Please recast every line of the items below as a Markdown table with the columns "Row" and "Line", numbering the rows in order and leaving out blank lines.

::: Records supplied

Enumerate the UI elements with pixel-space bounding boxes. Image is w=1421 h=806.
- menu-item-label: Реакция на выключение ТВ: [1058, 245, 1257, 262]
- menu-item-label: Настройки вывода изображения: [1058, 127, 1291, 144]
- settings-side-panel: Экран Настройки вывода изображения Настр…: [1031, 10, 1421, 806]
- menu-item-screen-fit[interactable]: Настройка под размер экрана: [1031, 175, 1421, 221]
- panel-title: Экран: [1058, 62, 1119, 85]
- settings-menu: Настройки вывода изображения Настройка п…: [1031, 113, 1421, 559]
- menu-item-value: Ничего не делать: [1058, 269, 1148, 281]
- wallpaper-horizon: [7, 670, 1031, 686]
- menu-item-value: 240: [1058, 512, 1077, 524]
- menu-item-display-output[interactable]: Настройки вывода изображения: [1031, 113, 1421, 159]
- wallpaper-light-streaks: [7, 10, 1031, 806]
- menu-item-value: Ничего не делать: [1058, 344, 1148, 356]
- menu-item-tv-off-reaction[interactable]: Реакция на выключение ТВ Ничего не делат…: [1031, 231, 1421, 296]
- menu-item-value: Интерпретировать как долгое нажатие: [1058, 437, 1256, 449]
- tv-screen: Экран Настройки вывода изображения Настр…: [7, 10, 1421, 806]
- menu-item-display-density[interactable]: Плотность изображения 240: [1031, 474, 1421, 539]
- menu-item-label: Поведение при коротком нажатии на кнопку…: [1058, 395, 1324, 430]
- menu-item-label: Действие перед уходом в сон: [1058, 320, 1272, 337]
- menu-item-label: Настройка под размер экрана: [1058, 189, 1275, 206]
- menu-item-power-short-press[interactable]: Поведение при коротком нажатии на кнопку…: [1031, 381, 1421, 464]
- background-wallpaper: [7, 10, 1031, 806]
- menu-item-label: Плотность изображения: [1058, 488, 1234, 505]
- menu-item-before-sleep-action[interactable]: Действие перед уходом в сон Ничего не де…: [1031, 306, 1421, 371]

::::::

- **Full output**:
| Row | Line |
|---|---|
| 1 | Enumerate the UI elements with pixel-space bounding boxes. Image is w=1421 h=806. |
| 2 | - menu-item-label: Реакция на выключение ТВ: [1058, 245, 1257, 262] |
| 3 | - menu-item-label: Настройки вывода изображения: [1058, 127, 1291, 144] |
| 4 | - settings-side-panel: Экран Настройки вывода изображения Настр…: [1031, 10, 1421, 806] |
| 5 | - menu-item-screen-fit[interactable]: Настройка под размер экрана: [1031, 175, 1421, 221] |
| 6 | - panel-title: Экран: [1058, 62, 1119, 85] |
| 7 | - settings-menu: Настройки вывода изображения Настройка п…: [1031, 113, 1421, 559] |
| 8 | - menu-item-value: Ничего не делать: [1058, 269, 1148, 281] |
| 9 | - wallpaper-horizon: [7, 670, 1031, 686] |
| 10 | - menu-item-value: 240: [1058, 512, 1077, 524] |
| 11 | - menu-item-display-output[interactable]: Настройки вывода изображения: [1031, 113, 1421, 159] |
| 12 | - wallpaper-light-streaks: [7, 10, 1031, 806] |
| 13 | - menu-item-value: Ничего не делать: [1058, 344, 1148, 356] |
| 14 | - menu-item-tv-off-reaction[interactable]: Реакция на выключение ТВ Ничего не делат…: [1031, 231, 1421, 296] |
| 15 | - menu-item-value: Интерпретировать как долгое нажатие: [1058, 437, 1256, 449] |
| 16 | - tv-screen: Экран Настройки вывода изображения Настр…: [7, 10, 1421, 806] |
| 17 | - menu-item-display-density[interactable]: Плотность изображения 240: [1031, 474, 1421, 539] |
| 18 | - menu-item-label: Поведение при коротком нажатии на кнопку…: [1058, 395, 1324, 430] |
| 19 | - menu-item-label: Действие перед уходом в сон: [1058, 320, 1272, 337] |
| 20 | - menu-item-label: Настройка под размер экрана: [1058, 189, 1275, 206] |
| 21 | - menu-item-power-short-press[interactable]: Поведение при коротком нажатии на кнопку…: [1031, 381, 1421, 464] |
| 22 | - background-wallpaper: [7, 10, 1031, 806] |
| 23 | - menu-item-label: Плотность изображения: [1058, 488, 1234, 505] |
| 24 | - menu-item-before-sleep-action[interactable]: Действие перед уходом в сон Ничего не де…: [1031, 306, 1421, 371] |